• _Saved entries_
* Start *

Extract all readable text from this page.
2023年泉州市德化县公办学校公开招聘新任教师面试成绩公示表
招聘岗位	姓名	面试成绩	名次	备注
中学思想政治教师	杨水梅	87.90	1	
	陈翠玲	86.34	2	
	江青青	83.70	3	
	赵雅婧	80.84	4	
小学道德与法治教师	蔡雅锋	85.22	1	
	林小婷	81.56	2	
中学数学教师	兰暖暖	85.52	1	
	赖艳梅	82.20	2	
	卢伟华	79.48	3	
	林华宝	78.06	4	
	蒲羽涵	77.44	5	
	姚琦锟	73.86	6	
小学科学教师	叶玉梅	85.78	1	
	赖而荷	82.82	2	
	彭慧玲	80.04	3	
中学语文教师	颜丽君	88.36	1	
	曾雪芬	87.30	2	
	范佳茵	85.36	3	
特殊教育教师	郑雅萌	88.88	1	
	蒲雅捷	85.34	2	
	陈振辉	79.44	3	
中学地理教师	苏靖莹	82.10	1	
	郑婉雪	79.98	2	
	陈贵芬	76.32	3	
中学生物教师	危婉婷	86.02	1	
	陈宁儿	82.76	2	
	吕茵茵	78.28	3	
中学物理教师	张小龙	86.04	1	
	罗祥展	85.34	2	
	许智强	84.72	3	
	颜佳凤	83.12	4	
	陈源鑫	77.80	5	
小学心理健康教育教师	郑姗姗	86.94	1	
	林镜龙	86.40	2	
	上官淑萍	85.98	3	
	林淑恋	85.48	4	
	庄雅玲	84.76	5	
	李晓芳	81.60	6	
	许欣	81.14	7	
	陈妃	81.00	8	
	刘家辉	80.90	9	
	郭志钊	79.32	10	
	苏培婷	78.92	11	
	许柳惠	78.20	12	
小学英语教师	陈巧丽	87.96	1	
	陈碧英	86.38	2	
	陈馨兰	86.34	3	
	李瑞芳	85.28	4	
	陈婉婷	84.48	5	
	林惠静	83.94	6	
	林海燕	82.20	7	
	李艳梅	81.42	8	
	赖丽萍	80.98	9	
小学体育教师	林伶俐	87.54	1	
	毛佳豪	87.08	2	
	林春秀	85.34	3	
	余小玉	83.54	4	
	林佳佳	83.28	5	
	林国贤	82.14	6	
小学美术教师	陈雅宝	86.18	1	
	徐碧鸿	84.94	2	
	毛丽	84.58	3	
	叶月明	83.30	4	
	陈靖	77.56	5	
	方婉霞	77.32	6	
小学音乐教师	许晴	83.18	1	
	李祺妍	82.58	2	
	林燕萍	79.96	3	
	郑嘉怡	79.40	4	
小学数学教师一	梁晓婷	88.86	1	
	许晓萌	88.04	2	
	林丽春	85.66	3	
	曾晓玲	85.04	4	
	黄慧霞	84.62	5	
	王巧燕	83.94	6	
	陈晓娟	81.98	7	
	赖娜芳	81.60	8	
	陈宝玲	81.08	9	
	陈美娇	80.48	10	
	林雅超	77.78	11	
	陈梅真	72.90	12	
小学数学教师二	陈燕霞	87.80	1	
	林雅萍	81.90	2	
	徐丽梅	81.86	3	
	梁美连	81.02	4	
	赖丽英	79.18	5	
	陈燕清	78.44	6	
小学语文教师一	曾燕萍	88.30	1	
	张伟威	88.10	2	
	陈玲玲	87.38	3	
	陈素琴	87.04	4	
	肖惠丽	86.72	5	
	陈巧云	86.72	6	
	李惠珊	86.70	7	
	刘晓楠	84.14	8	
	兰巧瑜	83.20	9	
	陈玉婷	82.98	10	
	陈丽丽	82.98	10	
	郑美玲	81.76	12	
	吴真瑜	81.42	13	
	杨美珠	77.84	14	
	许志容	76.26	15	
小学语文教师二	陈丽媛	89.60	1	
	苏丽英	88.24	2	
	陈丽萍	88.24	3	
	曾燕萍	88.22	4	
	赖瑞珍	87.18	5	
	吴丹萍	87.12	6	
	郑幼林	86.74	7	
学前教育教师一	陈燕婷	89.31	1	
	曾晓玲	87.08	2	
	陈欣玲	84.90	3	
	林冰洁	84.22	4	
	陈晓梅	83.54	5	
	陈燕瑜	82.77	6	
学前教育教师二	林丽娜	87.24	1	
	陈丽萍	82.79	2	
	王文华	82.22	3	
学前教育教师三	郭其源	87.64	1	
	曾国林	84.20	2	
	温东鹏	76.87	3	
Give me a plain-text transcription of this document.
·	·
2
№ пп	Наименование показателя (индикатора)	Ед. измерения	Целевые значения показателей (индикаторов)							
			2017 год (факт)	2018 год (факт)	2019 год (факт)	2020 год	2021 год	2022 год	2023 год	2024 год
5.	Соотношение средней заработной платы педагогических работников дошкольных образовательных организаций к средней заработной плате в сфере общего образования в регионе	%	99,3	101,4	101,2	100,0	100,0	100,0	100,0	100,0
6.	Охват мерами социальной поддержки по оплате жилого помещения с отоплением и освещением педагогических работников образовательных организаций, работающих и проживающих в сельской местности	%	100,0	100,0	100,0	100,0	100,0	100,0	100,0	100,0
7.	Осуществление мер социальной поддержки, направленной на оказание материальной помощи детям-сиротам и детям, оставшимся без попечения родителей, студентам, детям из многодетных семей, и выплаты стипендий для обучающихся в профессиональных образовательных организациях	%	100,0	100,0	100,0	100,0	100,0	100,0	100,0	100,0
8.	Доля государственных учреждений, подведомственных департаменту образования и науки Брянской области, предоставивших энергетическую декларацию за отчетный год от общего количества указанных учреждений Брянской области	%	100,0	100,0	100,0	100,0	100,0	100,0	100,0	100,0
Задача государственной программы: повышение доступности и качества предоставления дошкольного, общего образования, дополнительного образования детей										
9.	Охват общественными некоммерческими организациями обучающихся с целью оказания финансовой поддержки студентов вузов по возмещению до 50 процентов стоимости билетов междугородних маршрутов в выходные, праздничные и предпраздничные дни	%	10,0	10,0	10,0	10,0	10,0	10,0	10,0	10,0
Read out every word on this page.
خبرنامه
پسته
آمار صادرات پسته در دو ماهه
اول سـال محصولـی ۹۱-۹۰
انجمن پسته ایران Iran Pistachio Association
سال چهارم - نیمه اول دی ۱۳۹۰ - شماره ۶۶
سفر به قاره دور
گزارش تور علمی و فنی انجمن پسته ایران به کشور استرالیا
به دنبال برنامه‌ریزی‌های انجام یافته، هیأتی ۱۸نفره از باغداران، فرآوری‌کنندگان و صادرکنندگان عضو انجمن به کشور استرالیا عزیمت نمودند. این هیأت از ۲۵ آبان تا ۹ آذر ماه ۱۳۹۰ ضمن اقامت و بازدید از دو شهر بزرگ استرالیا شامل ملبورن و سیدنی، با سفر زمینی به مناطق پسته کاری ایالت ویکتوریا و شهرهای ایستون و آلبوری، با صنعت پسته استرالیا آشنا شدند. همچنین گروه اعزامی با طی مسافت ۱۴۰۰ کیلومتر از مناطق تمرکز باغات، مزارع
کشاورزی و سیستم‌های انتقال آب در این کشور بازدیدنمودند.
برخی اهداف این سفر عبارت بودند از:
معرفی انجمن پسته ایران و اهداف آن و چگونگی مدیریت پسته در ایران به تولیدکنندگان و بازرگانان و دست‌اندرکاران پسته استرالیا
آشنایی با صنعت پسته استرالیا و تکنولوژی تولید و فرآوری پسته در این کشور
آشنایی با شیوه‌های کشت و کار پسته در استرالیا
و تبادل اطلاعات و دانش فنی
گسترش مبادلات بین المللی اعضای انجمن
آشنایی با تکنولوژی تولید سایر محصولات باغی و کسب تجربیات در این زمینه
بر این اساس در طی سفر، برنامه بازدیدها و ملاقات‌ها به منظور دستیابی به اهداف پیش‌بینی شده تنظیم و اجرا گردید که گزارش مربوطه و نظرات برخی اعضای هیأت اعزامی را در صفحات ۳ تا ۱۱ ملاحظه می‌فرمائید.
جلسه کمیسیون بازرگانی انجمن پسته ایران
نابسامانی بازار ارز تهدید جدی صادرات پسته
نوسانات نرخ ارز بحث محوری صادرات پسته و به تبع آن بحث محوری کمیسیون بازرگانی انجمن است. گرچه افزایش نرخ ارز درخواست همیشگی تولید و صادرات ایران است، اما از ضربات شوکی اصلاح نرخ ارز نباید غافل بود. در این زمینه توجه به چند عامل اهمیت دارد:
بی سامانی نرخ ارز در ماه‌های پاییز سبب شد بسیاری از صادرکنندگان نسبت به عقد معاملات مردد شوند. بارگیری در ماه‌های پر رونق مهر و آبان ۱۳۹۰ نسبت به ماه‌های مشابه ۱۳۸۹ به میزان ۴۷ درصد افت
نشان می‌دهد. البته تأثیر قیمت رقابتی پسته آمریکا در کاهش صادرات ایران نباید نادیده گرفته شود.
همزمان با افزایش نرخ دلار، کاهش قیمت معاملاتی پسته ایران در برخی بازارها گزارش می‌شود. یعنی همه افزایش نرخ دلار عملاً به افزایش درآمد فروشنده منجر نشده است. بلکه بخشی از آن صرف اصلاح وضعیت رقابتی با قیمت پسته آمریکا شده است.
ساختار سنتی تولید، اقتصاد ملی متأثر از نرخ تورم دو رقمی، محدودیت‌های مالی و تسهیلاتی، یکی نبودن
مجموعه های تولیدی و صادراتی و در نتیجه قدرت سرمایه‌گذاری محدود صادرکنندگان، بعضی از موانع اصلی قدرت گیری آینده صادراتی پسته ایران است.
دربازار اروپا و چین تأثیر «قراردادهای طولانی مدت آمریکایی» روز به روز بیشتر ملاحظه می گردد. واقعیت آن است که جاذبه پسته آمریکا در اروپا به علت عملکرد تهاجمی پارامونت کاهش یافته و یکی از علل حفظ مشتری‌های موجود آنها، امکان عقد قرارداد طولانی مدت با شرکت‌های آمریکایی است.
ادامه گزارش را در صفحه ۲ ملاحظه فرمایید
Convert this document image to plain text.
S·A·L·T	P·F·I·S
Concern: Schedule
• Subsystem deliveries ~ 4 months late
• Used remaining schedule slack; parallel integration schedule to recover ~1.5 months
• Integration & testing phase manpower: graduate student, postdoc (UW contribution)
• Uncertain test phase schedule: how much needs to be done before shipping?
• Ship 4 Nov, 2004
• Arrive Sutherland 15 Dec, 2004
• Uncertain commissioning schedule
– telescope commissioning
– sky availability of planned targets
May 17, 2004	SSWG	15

* End *

• _EXERCISE DETAILS_
Return each line that includes "phase".

• _TASK RESPONSE_
• Integration & testing phase manpower: graduate student, postdoc (UW contribution)
• Uncertain test phase schedule: how much needs to be done before shipping?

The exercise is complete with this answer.